### DATASET ENTRIES

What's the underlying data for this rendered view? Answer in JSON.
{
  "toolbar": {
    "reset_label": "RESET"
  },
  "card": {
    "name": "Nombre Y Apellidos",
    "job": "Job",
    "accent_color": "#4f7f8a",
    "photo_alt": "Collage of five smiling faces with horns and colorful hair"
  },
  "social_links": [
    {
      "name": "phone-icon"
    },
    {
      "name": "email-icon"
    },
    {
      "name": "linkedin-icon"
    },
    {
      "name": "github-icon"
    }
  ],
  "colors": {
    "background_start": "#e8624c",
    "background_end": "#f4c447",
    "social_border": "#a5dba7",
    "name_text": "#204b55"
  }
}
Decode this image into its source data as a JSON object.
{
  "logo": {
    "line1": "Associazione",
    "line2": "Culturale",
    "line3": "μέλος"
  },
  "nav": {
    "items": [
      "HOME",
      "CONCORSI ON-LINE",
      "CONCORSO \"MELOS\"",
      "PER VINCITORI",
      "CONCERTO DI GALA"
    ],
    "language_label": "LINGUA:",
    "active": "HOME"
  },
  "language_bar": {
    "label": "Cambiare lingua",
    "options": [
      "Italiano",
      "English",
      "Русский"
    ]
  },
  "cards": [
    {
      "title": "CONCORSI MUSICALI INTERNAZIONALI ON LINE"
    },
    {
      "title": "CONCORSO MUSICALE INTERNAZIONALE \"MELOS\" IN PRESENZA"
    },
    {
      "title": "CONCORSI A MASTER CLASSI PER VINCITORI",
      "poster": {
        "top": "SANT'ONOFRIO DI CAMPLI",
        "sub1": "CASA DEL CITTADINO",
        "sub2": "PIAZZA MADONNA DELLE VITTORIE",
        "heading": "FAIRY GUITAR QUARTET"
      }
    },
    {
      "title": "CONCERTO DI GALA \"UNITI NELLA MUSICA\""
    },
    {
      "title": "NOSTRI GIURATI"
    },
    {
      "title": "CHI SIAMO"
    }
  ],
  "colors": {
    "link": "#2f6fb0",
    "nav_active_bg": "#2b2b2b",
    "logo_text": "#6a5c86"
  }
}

######

▸ EXERCISE DETAILS: From the records above, extract everything verbatim.

▸ EXPECTED ANSWER:
What's the underlying data for this rendered view? Answer in JSON.
{
  "toolbar": {
    "reset_label": "RESET"
  },
  "card": {
    "name": "Nombre Y Apellidos",
    "job": "Job",
    "accent_color": "#4f7f8a",
    "photo_alt": "Collage of five smiling faces with horns and colorful hair"
  },
  "social_links": [
    {
      "name": "phone-icon"
    },
    {
      "name": "email-icon"
    },
    {
      "name": "linkedin-icon"
    },
    {
      "name": "github-icon"
    }
  ],
  "colors": {
    "background_start": "#e8624c",
    "background_end": "#f4c447",
    "social_border": "#a5dba7",
    "name_text": "#204b55"
  }
}
Decode this image into its source data as a JSON object.
{
  "logo": {
    "line1": "Associazione",
    "line2": "Culturale",
    "line3": "μέλος"
  },
  "nav": {
    "items": [
      "HOME",
      "CONCORSI ON-LINE",
      "CONCORSO \"MELOS\"",
      "PER VINCITORI",
      "CONCERTO DI GALA"
    ],
    "language_label": "LINGUA:",
    "active": "HOME"
  },
  "language_bar": {
    "label": "Cambiare lingua",
    "options": [
      "Italiano",
      "English",
      "Русский"
    ]
  },
  "cards": [
    {
      "title": "CONCORSI MUSICALI INTERNAZIONALI ON LINE"
    },
    {
      "title": "CONCORSO MUSICALE INTERNAZIONALE \"MELOS\" IN PRESENZA"
    },
    {
      "title": "CONCORSI A MASTER CLASSI PER VINCITORI",
      "poster": {
        "top": "SANT'ONOFRIO DI CAMPLI",
        "sub1": "CASA DEL CITTADINO",
        "sub2": "PIAZZA MADONNA DELLE VITTORIE",
        "heading": "FAIRY GUITAR QUARTET"
      }
    },
    {
      "title": "CONCERTO DI GALA \"UNITI NELLA MUSICA\""
    },
    {
      "title": "NOSTRI GIURATI"
    },
    {
      "title": "CHI SIAMO"
    }
  ],
  "colors": {
    "link": "#2f6fb0",
    "nav_active_bg": "#2b2b2b",
    "logo_text": "#6a5c86"
  }
}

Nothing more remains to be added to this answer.